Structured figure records
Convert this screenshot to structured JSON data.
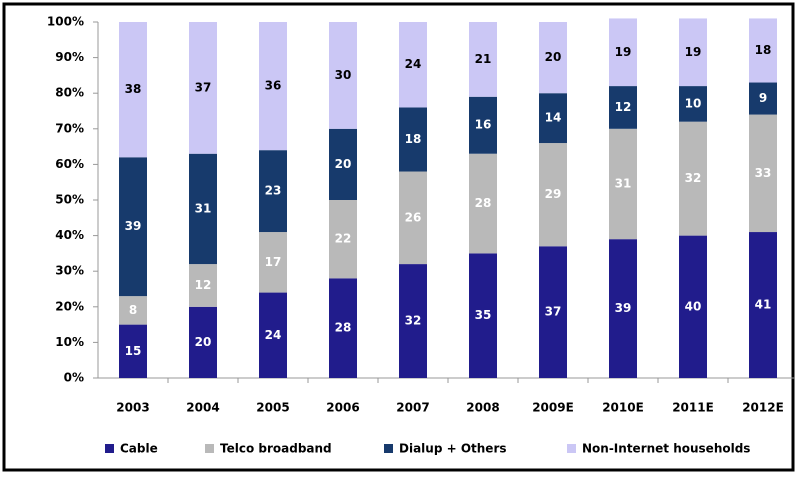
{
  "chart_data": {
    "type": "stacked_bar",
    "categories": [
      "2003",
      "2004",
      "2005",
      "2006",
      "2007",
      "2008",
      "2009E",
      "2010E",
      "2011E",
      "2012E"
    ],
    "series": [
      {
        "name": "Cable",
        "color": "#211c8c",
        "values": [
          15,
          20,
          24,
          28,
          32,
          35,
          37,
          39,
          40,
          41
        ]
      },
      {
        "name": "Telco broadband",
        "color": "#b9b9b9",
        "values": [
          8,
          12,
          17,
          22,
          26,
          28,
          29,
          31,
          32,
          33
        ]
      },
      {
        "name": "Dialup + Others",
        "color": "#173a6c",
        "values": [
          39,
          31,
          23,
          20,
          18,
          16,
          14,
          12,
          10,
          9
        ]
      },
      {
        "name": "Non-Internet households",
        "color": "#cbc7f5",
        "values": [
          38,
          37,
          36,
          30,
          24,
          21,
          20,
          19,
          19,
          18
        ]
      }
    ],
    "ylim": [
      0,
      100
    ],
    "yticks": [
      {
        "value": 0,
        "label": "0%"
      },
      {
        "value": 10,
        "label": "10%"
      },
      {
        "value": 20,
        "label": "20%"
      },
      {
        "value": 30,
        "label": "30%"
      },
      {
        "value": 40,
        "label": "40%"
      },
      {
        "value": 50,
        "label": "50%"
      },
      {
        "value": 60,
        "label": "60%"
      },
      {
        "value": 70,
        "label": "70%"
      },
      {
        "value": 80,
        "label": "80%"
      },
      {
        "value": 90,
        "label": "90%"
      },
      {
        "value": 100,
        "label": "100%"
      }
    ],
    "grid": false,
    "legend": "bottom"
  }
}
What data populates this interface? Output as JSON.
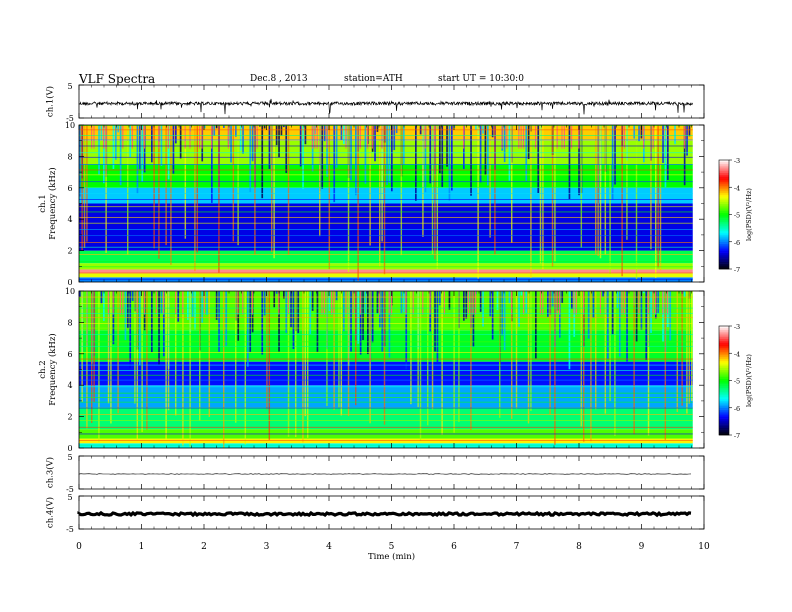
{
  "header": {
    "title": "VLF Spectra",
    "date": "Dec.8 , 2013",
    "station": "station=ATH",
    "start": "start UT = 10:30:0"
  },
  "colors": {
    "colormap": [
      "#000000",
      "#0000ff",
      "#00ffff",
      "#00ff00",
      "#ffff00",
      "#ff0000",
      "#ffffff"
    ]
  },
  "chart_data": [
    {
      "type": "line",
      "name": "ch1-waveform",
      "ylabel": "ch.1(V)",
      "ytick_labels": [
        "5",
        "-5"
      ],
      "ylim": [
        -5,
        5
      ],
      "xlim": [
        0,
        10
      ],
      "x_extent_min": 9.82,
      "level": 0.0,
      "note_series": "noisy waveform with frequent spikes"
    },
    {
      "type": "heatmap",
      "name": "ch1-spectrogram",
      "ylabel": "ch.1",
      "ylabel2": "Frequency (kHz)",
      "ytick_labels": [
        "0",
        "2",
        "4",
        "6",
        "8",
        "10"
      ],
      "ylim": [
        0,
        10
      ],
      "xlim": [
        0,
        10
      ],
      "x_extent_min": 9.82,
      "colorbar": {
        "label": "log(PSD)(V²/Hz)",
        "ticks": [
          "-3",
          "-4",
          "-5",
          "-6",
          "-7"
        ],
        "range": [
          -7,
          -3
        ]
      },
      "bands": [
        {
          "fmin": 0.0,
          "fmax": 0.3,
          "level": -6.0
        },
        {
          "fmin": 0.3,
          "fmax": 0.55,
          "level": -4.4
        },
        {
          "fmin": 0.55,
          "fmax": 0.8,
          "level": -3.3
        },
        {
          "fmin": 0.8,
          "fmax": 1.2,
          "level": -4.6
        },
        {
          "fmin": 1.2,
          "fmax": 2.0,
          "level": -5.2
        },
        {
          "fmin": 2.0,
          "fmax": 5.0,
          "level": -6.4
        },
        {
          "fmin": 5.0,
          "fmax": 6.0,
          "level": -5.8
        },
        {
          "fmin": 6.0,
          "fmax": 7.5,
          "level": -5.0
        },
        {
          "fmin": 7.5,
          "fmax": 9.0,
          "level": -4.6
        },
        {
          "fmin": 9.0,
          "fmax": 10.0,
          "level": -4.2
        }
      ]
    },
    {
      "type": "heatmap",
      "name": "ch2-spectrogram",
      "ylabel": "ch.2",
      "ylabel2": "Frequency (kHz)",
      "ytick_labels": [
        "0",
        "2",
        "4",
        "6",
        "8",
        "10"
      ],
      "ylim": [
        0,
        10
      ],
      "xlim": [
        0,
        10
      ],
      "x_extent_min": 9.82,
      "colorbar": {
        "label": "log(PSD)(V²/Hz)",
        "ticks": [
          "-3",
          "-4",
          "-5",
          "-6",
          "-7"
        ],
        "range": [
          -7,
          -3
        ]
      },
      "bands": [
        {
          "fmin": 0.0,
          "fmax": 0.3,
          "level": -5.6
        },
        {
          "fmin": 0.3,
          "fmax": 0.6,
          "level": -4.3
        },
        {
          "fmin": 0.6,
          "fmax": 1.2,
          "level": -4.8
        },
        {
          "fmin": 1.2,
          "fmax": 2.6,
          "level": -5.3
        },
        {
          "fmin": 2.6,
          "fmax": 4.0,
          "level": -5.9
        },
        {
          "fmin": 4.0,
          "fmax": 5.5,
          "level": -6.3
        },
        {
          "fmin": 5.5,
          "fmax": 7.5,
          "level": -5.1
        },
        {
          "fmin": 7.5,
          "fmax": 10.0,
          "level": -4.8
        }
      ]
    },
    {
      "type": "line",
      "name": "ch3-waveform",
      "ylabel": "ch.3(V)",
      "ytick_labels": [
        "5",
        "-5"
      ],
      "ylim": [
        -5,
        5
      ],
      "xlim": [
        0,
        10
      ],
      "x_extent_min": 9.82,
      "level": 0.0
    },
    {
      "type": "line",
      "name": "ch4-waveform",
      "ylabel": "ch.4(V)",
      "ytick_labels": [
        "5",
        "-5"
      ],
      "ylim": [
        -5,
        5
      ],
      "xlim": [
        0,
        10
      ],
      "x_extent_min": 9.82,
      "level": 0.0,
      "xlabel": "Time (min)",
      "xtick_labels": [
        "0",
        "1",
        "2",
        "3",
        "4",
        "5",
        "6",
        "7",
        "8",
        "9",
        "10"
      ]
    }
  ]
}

- REQUIRED TASK
Excluding the pictures, reproduce every entry exactly as given.

- SOLUTION FOR THIS EXERCISE
Convert this screenshot to structured JSON data.
{
  "chart_data": {
    "type": "stacked_bar",
    "categories": [
      "2003",
      "2004",
      "2005",
      "2006",
      "2007",
      "2008",
      "2009E",
      "2010E",
      "2011E",
      "2012E"
    ],
    "series": [
      {
        "name": "Cable",
        "color": "#211c8c",
        "values": [
          15,
          20,
          24,
          28,
          32,
          35,
          37,
          39,
          40,
          41
        ]
      },
      {
        "name": "Telco broadband",
        "color": "#b9b9b9",
        "values": [
          8,
          12,
          17,
          22,
          26,
          28,
          29,
          31,
          32,
          33
        ]
      },
      {
        "name": "Dialup + Others",
        "color": "#173a6c",
        "values": [
          39,
          31,
          23,
          20,
          18,
          16,
          14,
          12,
          10,
          9
        ]
      },
      {
        "name": "Non-Internet households",
        "color": "#cbc7f5",
        "values": [
          38,
          37,
          36,
          30,
          24,
          21,
          20,
          19,
          19,
          18
        ]
      }
    ],
    "ylim": [
      0,
      100
    ],
    "yticks": [
      {
        "value": 0,
        "label": "0%"
      },
      {
        "value": 10,
        "label": "10%"
      },
      {
        "value": 20,
        "label": "20%"
      },
      {
        "value": 30,
        "label": "30%"
      },
      {
        "value": 40,
        "label": "40%"
      },
      {
        "value": 50,
        "label": "50%"
      },
      {
        "value": 60,
        "label": "60%"
      },
      {
        "value": 70,
        "label": "70%"
      },
      {
        "value": 80,
        "label": "80%"
      },
      {
        "value": 90,
        "label": "90%"
      },
      {
        "value": 100,
        "label": "100%"
      }
    ],
    "grid": false,
    "legend": "bottom"
  }
}
What data populates this interface? Output as JSON.
{
  "header": {
    "title": "VLF Spectra",
    "date": "Dec.8 , 2013",
    "station": "station=ATH",
    "start": "start UT = 10:30:0"
  },
  "colors": {
    "colormap": [
      "#000000",
      "#0000ff",
      "#00ffff",
      "#00ff00",
      "#ffff00",
      "#ff0000",
      "#ffffff"
    ]
  },
  "chart_data": [
    {
      "type": "line",
      "name": "ch1-waveform",
      "ylabel": "ch.1(V)",
      "ytick_labels": [
        "5",
        "-5"
      ],
      "ylim": [
        -5,
        5
      ],
      "xlim": [
        0,
        10
      ],
      "x_extent_min": 9.82,
      "level": 0.0,
      "note_series": "noisy waveform with frequent spikes"
    },
    {
      "type": "heatmap",
      "name": "ch1-spectrogram",
      "ylabel": "ch.1",
      "ylabel2": "Frequency (kHz)",
      "ytick_labels": [
        "0",
        "2",
        "4",
        "6",
        "8",
        "10"
      ],
      "ylim": [
        0,
        10
      ],
      "xlim": [
        0,
        10
      ],
      "x_extent_min": 9.82,
      "colorbar": {
        "label": "log(PSD)(V²/Hz)",
        "ticks": [
          "-3",
          "-4",
          "-5",
          "-6",
          "-7"
        ],
        "range": [
          -7,
          -3
        ]
      },
      "bands": [
        {
          "fmin": 0.0,
          "fmax": 0.3,
          "level": -6.0
        },
        {
          "fmin": 0.3,
          "fmax": 0.55,
          "level": -4.4
        },
        {
          "fmin": 0.55,
          "fmax": 0.8,
          "level": -3.3
        },
        {
          "fmin": 0.8,
          "fmax": 1.2,
          "level": -4.6
        },
        {
          "fmin": 1.2,
          "fmax": 2.0,
          "level": -5.2
        },
        {
          "fmin": 2.0,
          "fmax": 5.0,
          "level": -6.4
        },
        {
          "fmin": 5.0,
          "fmax": 6.0,
          "level": -5.8
        },
        {
          "fmin": 6.0,
          "fmax": 7.5,
          "level": -5.0
        },
        {
          "fmin": 7.5,
          "fmax": 9.0,
          "level": -4.6
        },
        {
          "fmin": 9.0,
          "fmax": 10.0,
          "level": -4.2
        }
      ]
    },
    {
      "type": "heatmap",
      "name": "ch2-spectrogram",
      "ylabel": "ch.2",
      "ylabel2": "Frequency (kHz)",
      "ytick_labels": [
        "0",
        "2",
        "4",
        "6",
        "8",
        "10"
      ],
      "ylim": [
        0,
        10
      ],
      "xlim": [
        0,
        10
      ],
      "x_extent_min": 9.82,
      "colorbar": {
        "label": "log(PSD)(V²/Hz)",
        "ticks": [
          "-3",
          "-4",
          "-5",
          "-6",
          "-7"
        ],
        "range": [
          -7,
          -3
        ]
      },
      "bands": [
        {
          "fmin": 0.0,
          "fmax": 0.3,
          "level": -5.6
        },
        {
          "fmin": 0.3,
          "fmax": 0.6,
          "level": -4.3
        },
        {
          "fmin": 0.6,
          "fmax": 1.2,
          "level": -4.8
        },
        {
          "fmin": 1.2,
          "fmax": 2.6,
          "level": -5.3
        },
        {
          "fmin": 2.6,
          "fmax": 4.0,
          "level": -5.9
        },
        {
          "fmin": 4.0,
          "fmax": 5.5,
          "level": -6.3
        },
        {
          "fmin": 5.5,
          "fmax": 7.5,
          "level": -5.1
        },
        {
          "fmin": 7.5,
          "fmax": 10.0,
          "level": -4.8
        }
      ]
    },
    {
      "type": "line",
      "name": "ch3-waveform",
      "ylabel": "ch.3(V)",
      "ytick_labels": [
        "5",
        "-5"
      ],
      "ylim": [
        -5,
        5
      ],
      "xlim": [
        0,
        10
      ],
      "x_extent_min": 9.82,
      "level": 0.0
    },
    {
      "type": "line",
      "name": "ch4-waveform",
      "ylabel": "ch.4(V)",
      "ytick_labels": [
        "5",
        "-5"
      ],
      "ylim": [
        -5,
        5
      ],
      "xlim": [
        0,
        10
      ],
      "x_extent_min": 9.82,
      "level": 0.0,
      "xlabel": "Time (min)",
      "xtick_labels": [
        "0",
        "1",
        "2",
        "3",
        "4",
        "5",
        "6",
        "7",
        "8",
        "9",
        "10"
      ]
    }
  ]
}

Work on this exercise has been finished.